→ MATERIALS PROVIDED:

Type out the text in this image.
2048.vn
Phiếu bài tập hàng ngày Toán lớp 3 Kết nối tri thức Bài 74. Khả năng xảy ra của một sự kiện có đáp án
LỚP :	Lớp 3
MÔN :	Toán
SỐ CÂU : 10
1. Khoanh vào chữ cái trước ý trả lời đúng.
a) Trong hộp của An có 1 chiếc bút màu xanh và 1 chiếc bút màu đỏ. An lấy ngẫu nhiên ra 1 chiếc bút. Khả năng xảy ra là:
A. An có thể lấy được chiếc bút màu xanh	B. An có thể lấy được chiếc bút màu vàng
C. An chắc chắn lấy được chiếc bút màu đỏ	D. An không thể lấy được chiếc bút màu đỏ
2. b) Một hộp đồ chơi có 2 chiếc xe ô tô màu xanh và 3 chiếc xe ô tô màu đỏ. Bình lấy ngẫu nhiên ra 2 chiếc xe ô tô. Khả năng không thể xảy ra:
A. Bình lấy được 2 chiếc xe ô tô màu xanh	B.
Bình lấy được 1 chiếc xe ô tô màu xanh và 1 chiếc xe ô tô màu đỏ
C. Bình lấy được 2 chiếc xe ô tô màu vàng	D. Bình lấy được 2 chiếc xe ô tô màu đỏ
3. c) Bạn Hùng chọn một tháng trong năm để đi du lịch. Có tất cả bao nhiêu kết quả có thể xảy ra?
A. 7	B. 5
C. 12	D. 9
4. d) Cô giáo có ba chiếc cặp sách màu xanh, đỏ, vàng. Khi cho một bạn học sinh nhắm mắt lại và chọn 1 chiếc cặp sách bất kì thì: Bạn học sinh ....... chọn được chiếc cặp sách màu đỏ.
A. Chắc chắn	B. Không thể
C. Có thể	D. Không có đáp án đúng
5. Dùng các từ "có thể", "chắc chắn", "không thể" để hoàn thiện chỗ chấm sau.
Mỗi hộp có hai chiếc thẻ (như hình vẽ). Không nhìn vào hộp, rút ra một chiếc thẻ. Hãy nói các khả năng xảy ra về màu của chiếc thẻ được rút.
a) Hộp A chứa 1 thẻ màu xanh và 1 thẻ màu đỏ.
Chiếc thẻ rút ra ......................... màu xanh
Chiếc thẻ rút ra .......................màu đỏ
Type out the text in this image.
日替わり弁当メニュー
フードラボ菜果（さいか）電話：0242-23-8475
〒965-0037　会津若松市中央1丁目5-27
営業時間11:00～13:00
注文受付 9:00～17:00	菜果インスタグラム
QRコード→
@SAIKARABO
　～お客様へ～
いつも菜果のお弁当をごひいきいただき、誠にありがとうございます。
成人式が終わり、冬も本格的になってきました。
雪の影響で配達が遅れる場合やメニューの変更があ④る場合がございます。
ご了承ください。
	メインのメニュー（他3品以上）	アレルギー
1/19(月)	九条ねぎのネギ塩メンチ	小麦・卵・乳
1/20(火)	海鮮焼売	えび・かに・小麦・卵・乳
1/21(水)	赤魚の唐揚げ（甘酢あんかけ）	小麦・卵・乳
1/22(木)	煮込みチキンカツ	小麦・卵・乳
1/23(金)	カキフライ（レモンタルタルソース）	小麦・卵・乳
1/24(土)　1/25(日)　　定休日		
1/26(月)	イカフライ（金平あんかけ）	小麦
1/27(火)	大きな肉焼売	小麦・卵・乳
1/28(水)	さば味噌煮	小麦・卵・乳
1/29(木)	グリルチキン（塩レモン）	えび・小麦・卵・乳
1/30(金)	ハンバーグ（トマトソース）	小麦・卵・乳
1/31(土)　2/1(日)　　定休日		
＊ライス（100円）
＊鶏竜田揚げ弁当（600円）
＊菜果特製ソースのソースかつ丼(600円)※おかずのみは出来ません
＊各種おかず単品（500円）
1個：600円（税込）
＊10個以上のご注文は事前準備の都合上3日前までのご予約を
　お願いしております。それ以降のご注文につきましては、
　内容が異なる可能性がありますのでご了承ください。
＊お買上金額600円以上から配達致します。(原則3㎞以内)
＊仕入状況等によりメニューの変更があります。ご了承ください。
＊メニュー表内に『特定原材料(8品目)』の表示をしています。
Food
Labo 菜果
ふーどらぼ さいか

→ WHAT TO DO: Collect from the data above every line that includes "vàng".

→ FINISHED EXERCISE:
A. An có thể lấy được chiếc bút màu xanh	B. An có thể lấy được chiếc bút màu vàng
C. Bình lấy được 2 chiếc xe ô tô màu vàng	D. Bình lấy được 2 chiếc xe ô tô màu đỏ
4. d) Cô giáo có ba chiếc cặp sách màu xanh, đỏ, vàng. Khi cho một bạn học sinh nhắm mắt lại và chọn 1 chiếc cặp sách bất kì thì: Bạn học sinh ....... chọn được chiếc cặp sách màu đỏ.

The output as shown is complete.